### TASK DIRECTIONS:
Rewrite the lines below, changing every "Description with numbered items" to "Description with labeled items" and leaving the rest untouched.

### STORED RECORDS:
_ _ _ _ _

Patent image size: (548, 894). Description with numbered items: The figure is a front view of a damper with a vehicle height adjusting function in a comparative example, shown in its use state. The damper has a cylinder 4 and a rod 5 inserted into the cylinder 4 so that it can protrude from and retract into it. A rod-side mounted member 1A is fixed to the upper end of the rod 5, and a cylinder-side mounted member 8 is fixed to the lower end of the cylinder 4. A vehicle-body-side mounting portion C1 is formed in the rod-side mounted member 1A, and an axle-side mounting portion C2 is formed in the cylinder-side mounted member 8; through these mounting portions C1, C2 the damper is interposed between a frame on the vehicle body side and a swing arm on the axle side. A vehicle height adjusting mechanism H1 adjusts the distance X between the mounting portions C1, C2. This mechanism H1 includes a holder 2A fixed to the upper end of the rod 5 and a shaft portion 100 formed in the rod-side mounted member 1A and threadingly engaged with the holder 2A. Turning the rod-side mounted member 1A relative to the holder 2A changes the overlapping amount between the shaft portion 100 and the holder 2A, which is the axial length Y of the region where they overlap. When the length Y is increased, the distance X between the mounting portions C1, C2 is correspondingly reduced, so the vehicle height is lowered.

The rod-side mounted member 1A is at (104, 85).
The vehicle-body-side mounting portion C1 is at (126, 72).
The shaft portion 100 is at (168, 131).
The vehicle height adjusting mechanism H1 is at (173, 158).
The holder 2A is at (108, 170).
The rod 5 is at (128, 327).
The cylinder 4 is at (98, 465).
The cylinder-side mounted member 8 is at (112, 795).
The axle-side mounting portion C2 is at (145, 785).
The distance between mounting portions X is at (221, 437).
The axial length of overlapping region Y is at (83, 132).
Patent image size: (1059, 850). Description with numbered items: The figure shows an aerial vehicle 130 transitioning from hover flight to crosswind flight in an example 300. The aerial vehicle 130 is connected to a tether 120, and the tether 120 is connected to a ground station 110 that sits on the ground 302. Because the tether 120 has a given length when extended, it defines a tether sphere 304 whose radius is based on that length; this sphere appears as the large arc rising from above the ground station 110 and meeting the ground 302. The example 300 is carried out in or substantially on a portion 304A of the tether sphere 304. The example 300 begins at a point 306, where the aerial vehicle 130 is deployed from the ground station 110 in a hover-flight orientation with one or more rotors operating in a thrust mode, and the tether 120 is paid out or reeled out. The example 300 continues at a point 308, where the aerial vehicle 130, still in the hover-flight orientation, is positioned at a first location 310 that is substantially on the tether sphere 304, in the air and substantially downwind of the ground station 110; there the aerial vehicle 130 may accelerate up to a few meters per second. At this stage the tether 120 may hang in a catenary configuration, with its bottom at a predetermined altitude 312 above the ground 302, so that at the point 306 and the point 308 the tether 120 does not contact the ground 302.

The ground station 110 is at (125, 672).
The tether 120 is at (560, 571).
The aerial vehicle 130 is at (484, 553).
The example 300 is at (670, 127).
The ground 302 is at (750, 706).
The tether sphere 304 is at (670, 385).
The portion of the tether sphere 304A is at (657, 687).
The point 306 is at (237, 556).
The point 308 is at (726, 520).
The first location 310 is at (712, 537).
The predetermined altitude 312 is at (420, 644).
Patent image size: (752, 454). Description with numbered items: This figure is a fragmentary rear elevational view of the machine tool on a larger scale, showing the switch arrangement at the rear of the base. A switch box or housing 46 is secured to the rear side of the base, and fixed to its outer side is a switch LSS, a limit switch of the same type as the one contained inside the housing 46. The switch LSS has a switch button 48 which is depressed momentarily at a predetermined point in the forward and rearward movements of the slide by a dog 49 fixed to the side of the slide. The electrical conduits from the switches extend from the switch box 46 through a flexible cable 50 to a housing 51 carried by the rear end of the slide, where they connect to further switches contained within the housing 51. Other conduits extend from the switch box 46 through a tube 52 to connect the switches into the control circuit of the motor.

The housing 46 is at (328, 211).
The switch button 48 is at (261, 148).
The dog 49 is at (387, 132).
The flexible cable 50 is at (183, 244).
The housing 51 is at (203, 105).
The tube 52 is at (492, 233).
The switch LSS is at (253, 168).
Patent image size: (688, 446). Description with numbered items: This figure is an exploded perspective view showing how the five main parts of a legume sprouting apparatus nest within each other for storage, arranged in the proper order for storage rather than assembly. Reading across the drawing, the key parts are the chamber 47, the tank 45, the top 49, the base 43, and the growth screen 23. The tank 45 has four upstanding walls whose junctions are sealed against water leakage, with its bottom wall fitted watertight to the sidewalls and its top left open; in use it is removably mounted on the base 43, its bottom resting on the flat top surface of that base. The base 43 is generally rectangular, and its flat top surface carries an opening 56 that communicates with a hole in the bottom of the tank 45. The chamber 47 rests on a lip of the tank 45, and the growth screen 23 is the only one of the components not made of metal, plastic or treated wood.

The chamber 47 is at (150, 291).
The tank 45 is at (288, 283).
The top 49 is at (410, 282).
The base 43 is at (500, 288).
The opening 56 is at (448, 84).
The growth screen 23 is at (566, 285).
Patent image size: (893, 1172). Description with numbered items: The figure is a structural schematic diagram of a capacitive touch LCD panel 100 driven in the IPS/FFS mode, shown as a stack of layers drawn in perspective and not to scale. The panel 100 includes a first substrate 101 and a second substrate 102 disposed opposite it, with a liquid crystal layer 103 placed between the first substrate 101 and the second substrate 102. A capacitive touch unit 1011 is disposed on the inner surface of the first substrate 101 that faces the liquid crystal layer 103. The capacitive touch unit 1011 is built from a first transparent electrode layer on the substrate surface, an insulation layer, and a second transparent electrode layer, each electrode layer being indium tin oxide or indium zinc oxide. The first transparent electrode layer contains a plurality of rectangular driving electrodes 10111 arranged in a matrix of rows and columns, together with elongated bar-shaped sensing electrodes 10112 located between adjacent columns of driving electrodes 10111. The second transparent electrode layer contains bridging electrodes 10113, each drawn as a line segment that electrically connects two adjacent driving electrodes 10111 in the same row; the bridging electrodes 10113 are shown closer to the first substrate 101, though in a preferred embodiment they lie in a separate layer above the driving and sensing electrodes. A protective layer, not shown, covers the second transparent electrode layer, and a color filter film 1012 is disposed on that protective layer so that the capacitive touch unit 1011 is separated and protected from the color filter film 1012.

_ _ _ _ _

### FINISHED TASK:
Patent image size: (548, 894). Description with labeled items: The figure is a front view of a damper with a vehicle height adjusting function in a comparative example, shown in its use state. The damper has a cylinder 4 and a rod 5 inserted into the cylinder 4 so that it can protrude from and retract into it. A rod-side mounted member 1A is fixed to the upper end of the rod 5, and a cylinder-side mounted member 8 is fixed to the lower end of the cylinder 4. A vehicle-body-side mounting portion C1 is formed in the rod-side mounted member 1A, and an axle-side mounting portion C2 is formed in the cylinder-side mounted member 8; through these mounting portions C1, C2 the damper is interposed between a frame on the vehicle body side and a swing arm on the axle side. A vehicle height adjusting mechanism H1 adjusts the distance X between the mounting portions C1, C2. This mechanism H1 includes a holder 2A fixed to the upper end of the rod 5 and a shaft portion 100 formed in the rod-side mounted member 1A and threadingly engaged with the holder 2A. Turning the rod-side mounted member 1A relative to the holder 2A changes the overlapping amount between the shaft portion 100 and the holder 2A, which is the axial length Y of the region where they overlap. When the length Y is increased, the distance X between the mounting portions C1, C2 is correspondingly reduced, so the vehicle height is lowered.

The rod-side mounted member 1A is at (104, 85).
The vehicle-body-side mounting portion C1 is at (126, 72).
The shaft portion 100 is at (168, 131).
The vehicle height adjusting mechanism H1 is at (173, 158).
The holder 2A is at (108, 170).
The rod 5 is at (128, 327).
The cylinder 4 is at (98, 465).
The cylinder-side mounted member 8 is at (112, 795).
The axle-side mounting portion C2 is at (145, 785).
The distance between mounting portions X is at (221, 437).
The axial length of overlapping region Y is at (83, 132).
Patent image size: (1059, 850). Description with labeled items: The figure shows an aerial vehicle 130 transitioning from hover flight to crosswind flight in an example 300. The aerial vehicle 130 is connected to a tether 120, and the tether 120 is connected to a ground station 110 that sits on the ground 302. Because the tether 120 has a given length when extended, it defines a tether sphere 304 whose radius is based on that length; this sphere appears as the large arc rising from above the ground station 110 and meeting the ground 302. The example 300 is carried out in or substantially on a portion 304A of the tether sphere 304. The example 300 begins at a point 306, where the aerial vehicle 130 is deployed from the ground station 110 in a hover-flight orientation with one or more rotors operating in a thrust mode, and the tether 120 is paid out or reeled out. The example 300 continues at a point 308, where the aerial vehicle 130, still in the hover-flight orientation, is positioned at a first location 310 that is substantially on the tether sphere 304, in the air and substantially downwind of the ground station 110; there the aerial vehicle 130 may accelerate up to a few meters per second. At this stage the tether 120 may hang in a catenary configuration, with its bottom at a predetermined altitude 312 above the ground 302, so that at the point 306 and the point 308 the tether 120 does not contact the ground 302.

The ground station 110 is at (125, 672).
The tether 120 is at (560, 571).
The aerial vehicle 130 is at (484, 553).
The example 300 is at (670, 127).
The ground 302 is at (750, 706).
The tether sphere 304 is at (670, 385).
The portion of the tether sphere 304A is at (657, 687).
The point 306 is at (237, 556).
The point 308 is at (726, 520).
The first location 310 is at (712, 537).
The predetermined altitude 312 is at (420, 644).
Patent image size: (752, 454). Description with labeled items: This figure is a fragmentary rear elevational view of the machine tool on a larger scale, showing the switch arrangement at the rear of the base. A switch box or housing 46 is secured to the rear side of the base, and fixed to its outer side is a switch LSS, a limit switch of the same type as the one contained inside the housing 46. The switch LSS has a switch button 48 which is depressed momentarily at a predetermined point in the forward and rearward movements of the slide by a dog 49 fixed to the side of the slide. The electrical conduits from the switches extend from the switch box 46 through a flexible cable 50 to a housing 51 carried by the rear end of the slide, where they connect to further switches contained within the housing 51. Other conduits extend from the switch box 46 through a tube 52 to connect the switches into the control circuit of the motor.

The housing 46 is at (328, 211).
The switch button 48 is at (261, 148).
The dog 49 is at (387, 132).
The flexible cable 50 is at (183, 244).
The housing 51 is at (203, 105).
The tube 52 is at (492, 233).
The switch LSS is at (253, 168).
Patent image size: (688, 446). Description with labeled items: This figure is an exploded perspective view showing how the five main parts of a legume sprouting apparatus nest within each other for storage, arranged in the proper order for storage rather than assembly. Reading across the drawing, the key parts are the chamber 47, the tank 45, the top 49, the base 43, and the growth screen 23. The tank 45 has four upstanding walls whose junctions are sealed against water leakage, with its bottom wall fitted watertight to the sidewalls and its top left open; in use it is removably mounted on the base 43, its bottom resting on the flat top surface of that base. The base 43 is generally rectangular, and its flat top surface carries an opening 56 that communicates with a hole in the bottom of the tank 45. The chamber 47 rests on a lip of the tank 45, and the growth screen 23 is the only one of the components not made of metal, plastic or treated wood.

The chamber 47 is at (150, 291).
The tank 45 is at (288, 283).
The top 49 is at (410, 282).
The base 43 is at (500, 288).
The opening 56 is at (448, 84).
The growth screen 23 is at (566, 285).
Patent image size: (893, 1172). Description with labeled items: The figure is a structural schematic diagram of a capacitive touch LCD panel 100 driven in the IPS/FFS mode, shown as a stack of layers drawn in perspective and not to scale. The panel 100 includes a first substrate 101 and a second substrate 102 disposed opposite it, with a liquid crystal layer 103 placed between the first substrate 101 and the second substrate 102. A capacitive touch unit 1011 is disposed on the inner surface of the first substrate 101 that faces the liquid crystal layer 103. The capacitive touch unit 1011 is built from a first transparent electrode layer on the substrate surface, an insulation layer, and a second transparent electrode layer, each electrode layer being indium tin oxide or indium zinc oxide. The first transparent electrode layer contains a plurality of rectangular driving electrodes 10111 arranged in a matrix of rows and columns, together with elongated bar-shaped sensing electrodes 10112 located between adjacent columns of driving electrodes 10111. The second transparent electrode layer contains bridging electrodes 10113, each drawn as a line segment that electrically connects two adjacent driving electrodes 10111 in the same row; the bridging electrodes 10113 are shown closer to the first substrate 101, though in a preferred embodiment they lie in a separate layer above the driving and sensing electrodes. A protective layer, not shown, covers the second transparent electrode layer, and a color filter film 1012 is disposed on that protective layer so that the capacitive touch unit 1011 is separated and protected from the color filter film 1012.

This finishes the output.